- PROVIDED MATERIAL:
· · · · · · ·
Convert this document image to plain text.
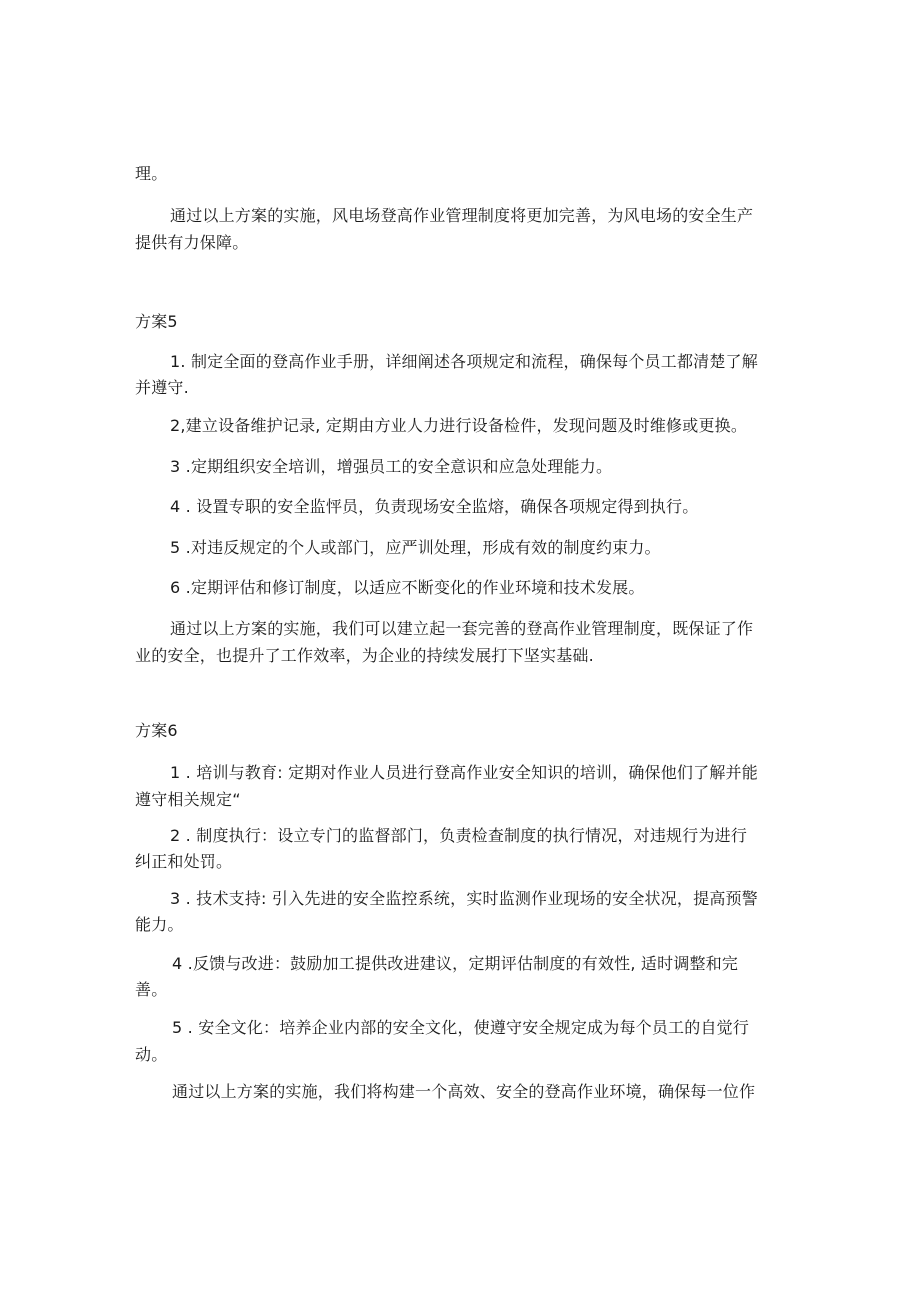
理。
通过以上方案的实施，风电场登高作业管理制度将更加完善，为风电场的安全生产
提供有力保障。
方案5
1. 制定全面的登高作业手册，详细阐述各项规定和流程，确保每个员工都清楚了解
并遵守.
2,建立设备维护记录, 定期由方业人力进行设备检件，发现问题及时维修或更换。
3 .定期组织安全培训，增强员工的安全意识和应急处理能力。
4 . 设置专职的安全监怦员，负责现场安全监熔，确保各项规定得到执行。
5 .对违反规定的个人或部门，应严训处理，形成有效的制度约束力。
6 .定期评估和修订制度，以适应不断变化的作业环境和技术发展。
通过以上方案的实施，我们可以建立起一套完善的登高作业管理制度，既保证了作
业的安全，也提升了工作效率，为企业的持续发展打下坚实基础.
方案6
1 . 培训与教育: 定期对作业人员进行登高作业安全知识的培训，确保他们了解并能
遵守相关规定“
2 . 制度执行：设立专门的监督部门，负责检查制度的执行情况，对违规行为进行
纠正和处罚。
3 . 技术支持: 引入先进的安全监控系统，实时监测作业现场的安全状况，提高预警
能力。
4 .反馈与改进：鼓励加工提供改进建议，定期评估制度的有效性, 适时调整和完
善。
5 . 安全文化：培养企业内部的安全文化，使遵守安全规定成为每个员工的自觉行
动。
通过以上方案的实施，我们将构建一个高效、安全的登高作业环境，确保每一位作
· · · · · · ·
- TO BE DONE: Your task is to copy the entries in full and exactly, without any images.

- TASK ANSWER:
Convert this document image to plain text.
理。
通过以上方案的实施，风电场登高作业管理制度将更加完善，为风电场的安全生产
提供有力保障。
方案5
1. 制定全面的登高作业手册，详细阐述各项规定和流程，确保每个员工都清楚了解
并遵守.
2,建立设备维护记录, 定期由方业人力进行设备检件，发现问题及时维修或更换。
3 .定期组织安全培训，增强员工的安全意识和应急处理能力。
4 . 设置专职的安全监怦员，负责现场安全监熔，确保各项规定得到执行。
5 .对违反规定的个人或部门，应严训处理，形成有效的制度约束力。
6 .定期评估和修订制度，以适应不断变化的作业环境和技术发展。
通过以上方案的实施，我们可以建立起一套完善的登高作业管理制度，既保证了作
业的安全，也提升了工作效率，为企业的持续发展打下坚实基础.
方案6
1 . 培训与教育: 定期对作业人员进行登高作业安全知识的培训，确保他们了解并能
遵守相关规定“
2 . 制度执行：设立专门的监督部门，负责检查制度的执行情况，对违规行为进行
纠正和处罚。
3 . 技术支持: 引入先进的安全监控系统，实时监测作业现场的安全状况，提高预警
能力。
4 .反馈与改进：鼓励加工提供改进建议，定期评估制度的有效性, 适时调整和完
善。
5 . 安全文化：培养企业内部的安全文化，使遵守安全规定成为每个员工的自觉行
动。
通过以上方案的实施，我们将构建一个高效、安全的登高作业环境，确保每一位作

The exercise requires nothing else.